**** Extrait du document ****
Le monde est devenu fou… Pas de panique, il nous reste les livres.

Un titre de Paris Match, en décembre 2017 : « Johnny Hallyday: la naissance du mythe ». « À partir de 1960 – débute l’article –, Johnny Hallyday est entré dans la lumière. Pour ne plus jamais la quitter… La carrière de Johnny Hallyday peut donner le vertige ».

Le mythe, le vertige et la lumière… Et la prose d’un journal qu’on ne peut lire qu’une fois bien calé dans un fauteuil robuste, accrochez-vous bien les amis, on continue : « À l’époque, il est encore mineur et grâce à sa gueule d’ange et à son grain de voix unique conquis le cœur de toute une génération ». Là, forcément, on se dit que c’est drôle, tout de même, qu’un journal de ce tonneau ne maîtrise pas la conjugaison du verbe « conquérir », avec tous ces gens qui, article après article et semaine après semaine, y conquièrent la gloire, l’amour ou la fortune, parfois même les trois. Mais c’est vrai que la langue française, « c’est d’une grande complexité, entre les verbes, les pronoms… », comme le déclarait récemment avec une grande fraîcheur une représentante d’un grand syndicat d’enseignants. Quoi qu’il en soit, ces articles mal fagotés et ces mythes qu’on nous sert à tout bout de magazine, ça fatigue, on frôle l’indigestion quand les fêtes n’ont même pas vraiment commencé. Il faudrait d’autres mots, d’autres images, d’autres mythes aussi.

Et il existe des mythes qui n’entrent jamais véritablement dans la lumière, qui jamais ne feront la couverture de Paris Match. Je pense à l’un d’eux, là, dont vous n’avez peut-être jamais entendu parler, qui vient d’un pays qui n’en manque pas, le pays des Gardel, Maradona, ou Evita : l’Argentine. Ces derniers, on les connaît. Mais qui, en Europe, connaît encore Simon Radowitzky ?
**** Entrées fournies ****
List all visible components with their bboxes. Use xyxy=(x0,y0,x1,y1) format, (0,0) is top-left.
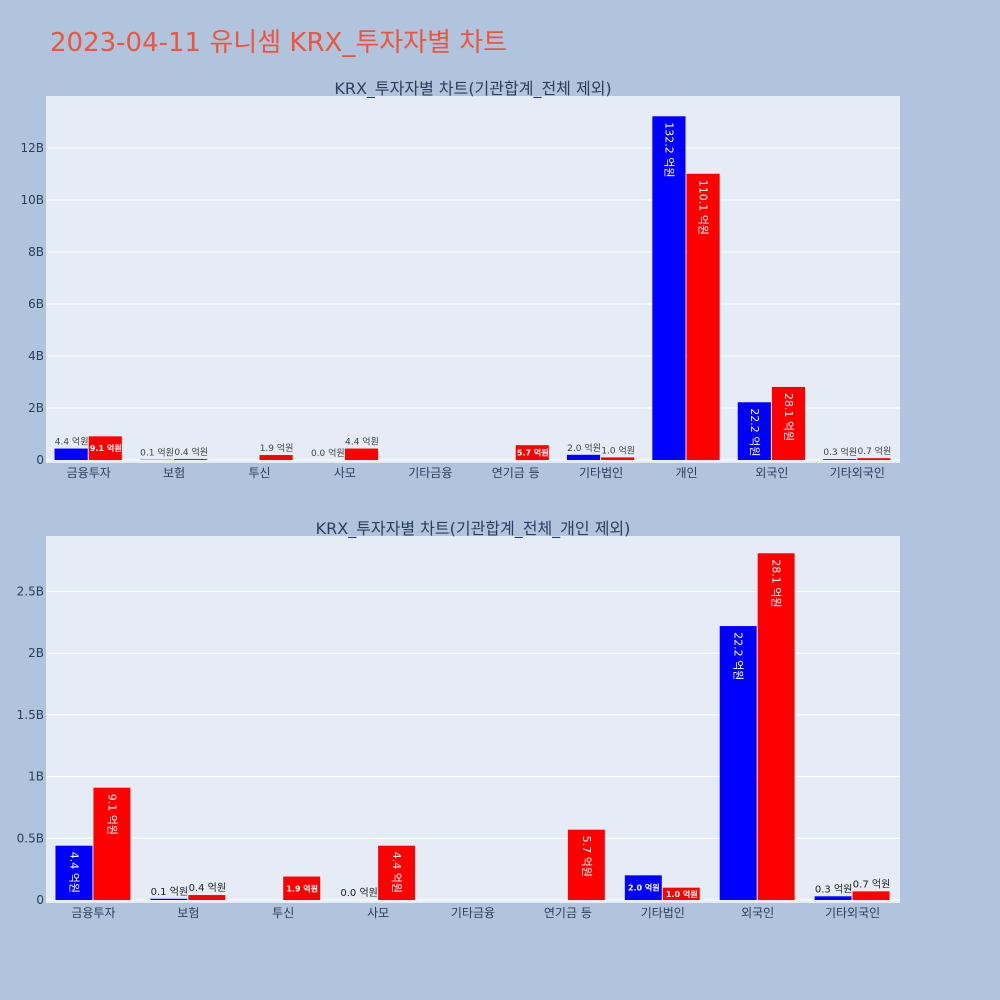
chart-top: KRX_투자자별 차트(기관합계_전체 제외) 0 2B 4B 6B 8B 10B 12B 금… xyxy=(20,79,900,480)
y-tick-label: 2B xyxy=(28,401,44,415)
data-label: 1.9 억원 xyxy=(286,883,318,893)
x-tick-label: 외국인 xyxy=(755,466,788,480)
bar xyxy=(823,459,857,460)
bar xyxy=(852,891,890,900)
data-label: 0.7 억원 xyxy=(853,878,890,890)
data-label: 2.0 억원 xyxy=(628,883,660,893)
data-label: 22.2 억원 xyxy=(732,632,745,680)
x-tick-label: 개인 xyxy=(675,466,697,480)
data-label: 1.0 억원 xyxy=(666,889,698,899)
data-label: 5.7 억원 xyxy=(580,836,593,877)
bar xyxy=(55,845,93,900)
x-tick-label: 기타금융 xyxy=(451,906,495,920)
x-tick-label: 기타외국인 xyxy=(830,466,885,480)
data-label: 0.0 억원 xyxy=(311,447,345,459)
x-tick-label: 기타금융 xyxy=(408,466,452,480)
data-label: 28.1 억원 xyxy=(770,559,783,607)
x-tick-label: 기타외국인 xyxy=(825,906,880,920)
bar xyxy=(719,626,757,900)
bar xyxy=(757,553,795,900)
y-tick-label: 0 xyxy=(36,453,44,467)
x-tick-label: 투신 xyxy=(272,906,294,920)
bar xyxy=(814,896,852,900)
bar xyxy=(344,448,379,460)
bar xyxy=(686,173,720,461)
y-tick-label: 2.5B xyxy=(17,585,44,599)
y-tick-label: 4B xyxy=(28,349,44,363)
bar xyxy=(283,876,321,900)
bar xyxy=(567,829,605,900)
chart-bottom: KRX_투자자별 차트(기관합계_전체_개인 제외) 0 0.5B 1B 1.5B 2B… xyxy=(17,519,900,920)
data-label: 132.2 억원 xyxy=(662,122,675,177)
page-title: 2023-04-11 유니셈 KRX_투자자별 차트 xyxy=(50,28,508,58)
data-label: 1.0 억원 xyxy=(601,444,635,456)
bar xyxy=(737,402,771,460)
y-tick-label: 8B xyxy=(28,245,44,259)
data-label: 22.2 억원 xyxy=(748,408,761,456)
data-label: 9.1 억원 xyxy=(105,794,118,835)
data-label: 4.4 억원 xyxy=(390,852,403,893)
data-label: 0.1 억원 xyxy=(151,886,188,898)
data-label: 0.1 억원 xyxy=(140,447,174,459)
y-tick-label: 1.5B xyxy=(17,708,44,722)
bar xyxy=(771,386,806,460)
bar xyxy=(566,454,601,460)
plot-area xyxy=(46,96,900,463)
bar xyxy=(624,875,662,900)
bar xyxy=(54,448,88,460)
data-label: 0.4 억원 xyxy=(189,882,226,894)
data-label: 0.4 억원 xyxy=(174,446,208,458)
x-tick-label: 투신 xyxy=(248,466,270,480)
bar xyxy=(150,898,188,900)
x-tick-label: 보험 xyxy=(163,466,185,480)
bar xyxy=(601,457,635,460)
bar xyxy=(857,458,891,460)
chart-title: KRX_투자자별 차트(기관합계_전체_개인 제외) xyxy=(316,519,631,539)
bar xyxy=(259,455,293,460)
data-label: 28.1 억원 xyxy=(782,393,795,441)
bar xyxy=(662,887,700,900)
x-tick-label: 금융투자 xyxy=(67,466,111,480)
bar xyxy=(93,787,131,900)
x-tick-label: 금융투자 xyxy=(71,906,115,920)
bar xyxy=(515,445,549,460)
bar xyxy=(88,436,122,460)
data-label: 4.4 억원 xyxy=(345,436,379,448)
data-label: 4.4 억원 xyxy=(67,852,80,893)
x-tick-label: 기타법인 xyxy=(641,906,685,920)
data-label: 4.4 억원 xyxy=(55,436,89,448)
data-label: 2.0 억원 xyxy=(567,442,601,454)
x-tick-label: 보험 xyxy=(177,906,199,920)
x-tick-label: 연기금 등 xyxy=(492,466,540,480)
y-tick-label: 1B xyxy=(28,770,44,784)
x-tick-label: 외국인 xyxy=(741,906,774,920)
data-label: 110.1 억원 xyxy=(697,180,710,235)
y-tick-label: 0.5B xyxy=(17,831,44,845)
data-label: 5.7 억원 xyxy=(517,448,549,458)
y-tick-label: 10B xyxy=(20,193,44,207)
bar xyxy=(652,116,686,460)
data-label: 1.9 억원 xyxy=(260,442,294,454)
bar xyxy=(378,845,416,900)
bar xyxy=(174,458,208,460)
y-tick-label: 6B xyxy=(28,297,44,311)
chart-title: KRX_투자자별 차트(기관합계_전체 제외) xyxy=(334,79,611,99)
data-label: 0.3 억원 xyxy=(823,446,857,458)
data-label: 0.3 억원 xyxy=(815,883,852,895)
data-label: 0.7 억원 xyxy=(858,445,892,457)
x-tick-label: 기타법인 xyxy=(579,466,623,480)
y-tick-label: 12B xyxy=(20,141,44,155)
data-label: 0.0 억원 xyxy=(340,887,377,899)
x-tick-label: 연기금 등 xyxy=(544,906,592,920)
x-tick-label: 사모 xyxy=(367,906,389,920)
y-tick-label: 2B xyxy=(28,646,44,660)
x-tick-label: 사모 xyxy=(334,466,356,480)
data-label: 9.1 억원 xyxy=(90,443,122,453)
y-tick-label: 0 xyxy=(36,893,44,907)
bar xyxy=(188,895,226,900)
****
__Travail à faire__.
1. Citez mot pour mot les lignes des enregistrements, depuis la ligne contenant « chart-top: KRX_투자자별 차트(기관합계_전체 » jusqu'à la ligne contenant « bar xyxy=(259,455,293,460) », ces deux lignes comprises.
2. Poursuivez l'extrait sur les mythes à partir de sa dernière phrase.
Ces enregistrements n'ont aucun lien avec l'extrait sur les mythes.

__Réponses finales__.
1.
chart-top: KRX_투자자별 차트(기관합계_전체 제외) 0 2B 4B 6B 8B 10B 12B 금… xyxy=(20,79,900,480)
y-tick-label: 2B xyxy=(28,401,44,415)
data-label: 1.9 억원 xyxy=(286,883,318,893)
x-tick-label: 외국인 xyxy=(755,466,788,480)
bar xyxy=(823,459,857,460)
bar xyxy=(852,891,890,900)
data-label: 0.7 억원 xyxy=(853,878,890,890)
data-label: 2.0 억원 xyxy=(628,883,660,893)
data-label: 22.2 억원 xyxy=(732,632,745,680)
x-tick-label: 개인 xyxy=(675,466,697,480)
data-label: 1.0 억원 xyxy=(666,889,698,899)
data-label: 5.7 억원 xyxy=(580,836,593,877)
bar xyxy=(55,845,93,900)
x-tick-label: 기타금융 xyxy=(451,906,495,920)
x-tick-label: 기타외국인 xyxy=(830,466,885,480)
data-label: 0.0 억원 xyxy=(311,447,345,459)
x-tick-label: 기타금융 xyxy=(408,466,452,480)
data-label: 28.1 억원 xyxy=(770,559,783,607)
x-tick-label: 기타외국인 xyxy=(825,906,880,920)
bar xyxy=(719,626,757,900)
bar xyxy=(757,553,795,900)
y-tick-label: 0 xyxy=(36,453,44,467)
x-tick-label: 투신 xyxy=(272,906,294,920)
bar xyxy=(814,896,852,900)
bar xyxy=(344,448,379,460)
bar xyxy=(686,173,720,461)
y-tick-label: 2.5B xyxy=(17,585,44,599)
y-tick-label: 4B xyxy=(28,349,44,363)
bar xyxy=(283,876,321,900)
bar xyxy=(567,829,605,900)
chart-bottom: KRX_투자자별 차트(기관합계_전체_개인 제외) 0 0.5B 1B 1.5B 2B… xyxy=(17,519,900,920)
data-label: 132.2 억원 xyxy=(662,122,675,177)
page-title: 2023-04-11 유니셈 KRX_투자자별 차트 xyxy=(50,28,508,58)
data-label: 1.0 억원 xyxy=(601,444,635,456)
bar xyxy=(737,402,771,460)
y-tick-label: 8B xyxy=(28,245,44,259)
data-label: 22.2 억원 xyxy=(748,408,761,456)
data-label: 9.1 억원 xyxy=(105,794,118,835)
data-label: 4.4 억원 xyxy=(390,852,403,893)
data-label: 0.1 억원 xyxy=(151,886,188,898)
data-label: 0.1 억원 xyxy=(140,447,174,459)
y-tick-label: 1.5B xyxy=(17,708,44,722)
bar xyxy=(771,386,806,460)
bar xyxy=(566,454,601,460)
plot-area xyxy=(46,96,900,463)
bar xyxy=(624,875,662,900)
bar xyxy=(54,448,88,460)
data-label: 0.4 억원 xyxy=(189,882,226,894)
data-label: 0.4 억원 xyxy=(174,446,208,458)
x-tick-label: 투신 xyxy=(248,466,270,480)
bar xyxy=(150,898,188,900)
x-tick-label: 보험 xyxy=(163,466,185,480)
bar xyxy=(601,457,635,460)
bar xyxy=(857,458,891,460)
chart-title: KRX_투자자별 차트(기관합계_전체_개인 제외) xyxy=(316,519,631,539)
bar xyxy=(259,455,293,460)

2.
Le gars ne jouait pas au foot, ne chantait pas sur scène. C’était un révolutionnaire anarchiste. Né près de Kiev en 1891.

Une bande dessinée, sortie il y a peu, lui rend magnifiquement hommage : Matricule 155, Simon Radowitzky d’Agustín Comotto (dessin et scénario), chez Vertige Graphic, traduit de l’espagnol par Elsy Gomez.

Simon Radowitzky entre jeune à l’usine, à Kiev : « Certains […] commençaient à mettre en doute les règles. Et j’en faisais partie […] je ne voulais pas faire partie de l’engrenage ». « J’ai appris ce qu’est un contremaître et ce qu’est un mouchard. J’ai appris que les gens ne sont pas tous pareils ».

Contraint de fuir face à la police du Tsar, il part en Argentine, où il finit, en 1909, par lancer une bombe sur la voiture du chef de la police militaire qui avait réprimé dans le sang des manifestations ouvrières du 1er mai. Une légende est née, et ses 21 ans passés dans le pénitencier d’Ushuaïa, Terre de feu, l’installeront durablement dans la mémoire collective argentine.

Plus tard, il y aura l’Uruguay et le combat contre la dictature, l’Espagne républicaine, le camp de Saint-Cyprien en 1939, et puis le Mexique où il finira sa vie dans un anonymat presque complet.

« On peut donc vivre dans une prison qui est elle-même dans une autre prison, elle-même enfermée ? Combien de fois peut-on donc être emprisonné ? » : la vie tout entière de Simon Radowitzky est comme écrite en réponse à cette question.

Aux dessins en noir et blanc de l’Argentin Agustín Comotto, auteur également du scénario, se mêle parfois, saisissante, une traînée rouge. C’est l’histoire superbement racontée et dessinée d’un « anarchiste juif amoché et perdu au fin fond du monde ».

D’un mythe oublié.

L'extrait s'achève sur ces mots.